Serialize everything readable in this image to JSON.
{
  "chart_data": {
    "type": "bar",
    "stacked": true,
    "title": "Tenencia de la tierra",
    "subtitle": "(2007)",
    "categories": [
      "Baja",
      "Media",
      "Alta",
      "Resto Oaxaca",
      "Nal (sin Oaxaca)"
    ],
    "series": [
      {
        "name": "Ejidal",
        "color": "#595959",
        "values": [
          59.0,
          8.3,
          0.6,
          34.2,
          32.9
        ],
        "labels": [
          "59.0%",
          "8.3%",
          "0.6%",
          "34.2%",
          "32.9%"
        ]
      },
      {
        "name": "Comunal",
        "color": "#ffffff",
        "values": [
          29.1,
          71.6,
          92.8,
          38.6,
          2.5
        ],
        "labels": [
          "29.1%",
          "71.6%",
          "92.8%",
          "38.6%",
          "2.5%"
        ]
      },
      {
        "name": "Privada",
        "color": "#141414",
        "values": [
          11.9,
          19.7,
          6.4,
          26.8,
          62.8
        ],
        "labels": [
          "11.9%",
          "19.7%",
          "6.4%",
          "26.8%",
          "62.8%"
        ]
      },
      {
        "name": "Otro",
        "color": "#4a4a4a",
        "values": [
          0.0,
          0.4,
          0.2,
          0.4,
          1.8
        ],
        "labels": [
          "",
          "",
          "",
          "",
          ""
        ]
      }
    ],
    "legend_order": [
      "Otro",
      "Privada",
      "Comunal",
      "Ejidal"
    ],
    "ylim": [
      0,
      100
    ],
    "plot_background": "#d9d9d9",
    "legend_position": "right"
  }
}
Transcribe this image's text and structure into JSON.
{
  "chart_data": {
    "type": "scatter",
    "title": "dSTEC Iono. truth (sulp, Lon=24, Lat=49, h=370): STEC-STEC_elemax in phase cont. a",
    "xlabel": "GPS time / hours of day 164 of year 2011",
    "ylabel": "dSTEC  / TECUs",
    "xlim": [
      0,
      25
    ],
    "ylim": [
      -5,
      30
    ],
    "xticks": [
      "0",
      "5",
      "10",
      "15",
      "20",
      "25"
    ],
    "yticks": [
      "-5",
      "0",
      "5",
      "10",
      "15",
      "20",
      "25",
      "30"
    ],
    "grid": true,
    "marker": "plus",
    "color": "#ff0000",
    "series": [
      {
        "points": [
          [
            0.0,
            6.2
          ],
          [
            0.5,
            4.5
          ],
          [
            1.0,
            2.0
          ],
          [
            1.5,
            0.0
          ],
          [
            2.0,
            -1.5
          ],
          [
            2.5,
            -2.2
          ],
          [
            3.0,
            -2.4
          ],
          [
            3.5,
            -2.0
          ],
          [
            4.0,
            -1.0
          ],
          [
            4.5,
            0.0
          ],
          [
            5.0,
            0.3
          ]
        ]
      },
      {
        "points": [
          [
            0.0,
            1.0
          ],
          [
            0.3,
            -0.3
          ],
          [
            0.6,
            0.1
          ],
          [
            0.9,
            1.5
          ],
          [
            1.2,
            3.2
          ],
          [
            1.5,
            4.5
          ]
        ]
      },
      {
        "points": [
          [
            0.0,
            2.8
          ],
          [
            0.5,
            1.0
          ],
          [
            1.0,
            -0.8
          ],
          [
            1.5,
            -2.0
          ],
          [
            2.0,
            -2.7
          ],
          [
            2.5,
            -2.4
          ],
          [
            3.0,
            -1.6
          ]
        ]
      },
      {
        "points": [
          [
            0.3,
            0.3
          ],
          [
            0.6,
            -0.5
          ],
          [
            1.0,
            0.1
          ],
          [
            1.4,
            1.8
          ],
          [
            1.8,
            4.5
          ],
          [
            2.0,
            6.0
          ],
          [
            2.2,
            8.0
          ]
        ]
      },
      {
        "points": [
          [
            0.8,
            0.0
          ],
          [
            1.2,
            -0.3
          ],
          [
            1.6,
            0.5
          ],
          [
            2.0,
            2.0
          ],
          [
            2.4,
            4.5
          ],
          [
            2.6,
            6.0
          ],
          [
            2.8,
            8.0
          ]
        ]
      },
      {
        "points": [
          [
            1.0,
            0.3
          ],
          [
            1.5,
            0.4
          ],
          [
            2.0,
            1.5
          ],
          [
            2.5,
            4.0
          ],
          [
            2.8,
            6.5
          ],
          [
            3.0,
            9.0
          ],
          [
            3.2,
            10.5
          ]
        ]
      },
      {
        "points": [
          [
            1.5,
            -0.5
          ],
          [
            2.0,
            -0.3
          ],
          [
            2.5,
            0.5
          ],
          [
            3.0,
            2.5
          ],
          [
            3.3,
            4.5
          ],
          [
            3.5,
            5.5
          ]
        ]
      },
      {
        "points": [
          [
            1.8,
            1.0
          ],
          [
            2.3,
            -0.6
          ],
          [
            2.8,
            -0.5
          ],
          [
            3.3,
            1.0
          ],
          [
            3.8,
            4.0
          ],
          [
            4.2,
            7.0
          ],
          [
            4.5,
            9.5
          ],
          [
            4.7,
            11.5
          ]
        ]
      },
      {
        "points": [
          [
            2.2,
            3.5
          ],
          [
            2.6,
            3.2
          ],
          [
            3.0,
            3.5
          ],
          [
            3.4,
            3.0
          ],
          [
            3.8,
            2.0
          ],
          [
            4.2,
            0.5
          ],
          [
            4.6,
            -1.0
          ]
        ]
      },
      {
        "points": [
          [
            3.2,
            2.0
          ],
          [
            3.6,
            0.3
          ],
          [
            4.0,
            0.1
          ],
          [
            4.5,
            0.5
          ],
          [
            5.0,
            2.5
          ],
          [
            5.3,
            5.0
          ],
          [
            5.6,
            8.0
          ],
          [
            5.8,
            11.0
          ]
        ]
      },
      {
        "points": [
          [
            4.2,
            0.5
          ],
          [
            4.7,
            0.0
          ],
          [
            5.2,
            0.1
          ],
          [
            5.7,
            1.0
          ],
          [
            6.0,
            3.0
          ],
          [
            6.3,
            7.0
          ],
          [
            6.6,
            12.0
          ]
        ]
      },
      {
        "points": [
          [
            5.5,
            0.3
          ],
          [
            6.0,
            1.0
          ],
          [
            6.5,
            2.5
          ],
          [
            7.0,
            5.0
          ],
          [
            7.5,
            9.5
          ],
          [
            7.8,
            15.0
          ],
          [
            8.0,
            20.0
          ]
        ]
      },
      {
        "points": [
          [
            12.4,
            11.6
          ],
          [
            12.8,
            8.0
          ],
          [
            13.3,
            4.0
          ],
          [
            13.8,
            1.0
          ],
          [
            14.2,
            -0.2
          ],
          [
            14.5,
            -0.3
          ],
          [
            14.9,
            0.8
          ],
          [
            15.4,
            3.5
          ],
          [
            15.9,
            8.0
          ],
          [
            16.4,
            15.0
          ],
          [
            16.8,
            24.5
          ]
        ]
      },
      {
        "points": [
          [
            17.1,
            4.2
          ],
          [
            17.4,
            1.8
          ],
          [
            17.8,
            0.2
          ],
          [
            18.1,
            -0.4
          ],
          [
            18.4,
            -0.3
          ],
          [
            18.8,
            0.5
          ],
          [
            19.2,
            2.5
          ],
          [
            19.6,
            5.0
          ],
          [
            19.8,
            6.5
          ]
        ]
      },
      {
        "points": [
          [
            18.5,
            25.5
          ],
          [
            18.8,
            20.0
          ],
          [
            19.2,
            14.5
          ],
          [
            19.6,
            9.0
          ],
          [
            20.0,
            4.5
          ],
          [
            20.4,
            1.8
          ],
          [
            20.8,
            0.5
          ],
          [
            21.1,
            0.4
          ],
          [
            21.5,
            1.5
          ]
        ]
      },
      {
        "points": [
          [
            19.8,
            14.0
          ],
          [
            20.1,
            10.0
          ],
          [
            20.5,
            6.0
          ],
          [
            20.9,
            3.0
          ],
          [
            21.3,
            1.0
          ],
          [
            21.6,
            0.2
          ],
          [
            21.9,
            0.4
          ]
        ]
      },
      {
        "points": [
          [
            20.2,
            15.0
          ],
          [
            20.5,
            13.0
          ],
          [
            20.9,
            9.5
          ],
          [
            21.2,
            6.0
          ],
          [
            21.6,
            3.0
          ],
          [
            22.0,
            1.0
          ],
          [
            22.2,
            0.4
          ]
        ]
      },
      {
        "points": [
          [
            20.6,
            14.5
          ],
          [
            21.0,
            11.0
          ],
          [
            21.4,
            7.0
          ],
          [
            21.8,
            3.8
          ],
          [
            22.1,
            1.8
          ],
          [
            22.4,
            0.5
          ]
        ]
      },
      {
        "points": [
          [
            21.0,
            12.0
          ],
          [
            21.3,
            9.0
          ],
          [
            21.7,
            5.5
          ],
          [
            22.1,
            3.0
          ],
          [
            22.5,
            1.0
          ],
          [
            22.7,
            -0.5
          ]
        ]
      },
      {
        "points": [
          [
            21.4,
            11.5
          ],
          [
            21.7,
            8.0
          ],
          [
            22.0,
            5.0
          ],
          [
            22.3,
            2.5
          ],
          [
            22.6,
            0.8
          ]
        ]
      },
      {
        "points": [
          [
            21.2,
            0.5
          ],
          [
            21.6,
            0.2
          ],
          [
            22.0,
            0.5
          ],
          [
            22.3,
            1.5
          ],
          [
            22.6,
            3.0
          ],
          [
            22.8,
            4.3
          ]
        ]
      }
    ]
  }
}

> **Description of the task**: Which lines in the records above contain the string "this"? Copy each one.

> **Written solution**:
Serialize everything readable in this image to JSON.
Transcribe this image's text and structure into JSON.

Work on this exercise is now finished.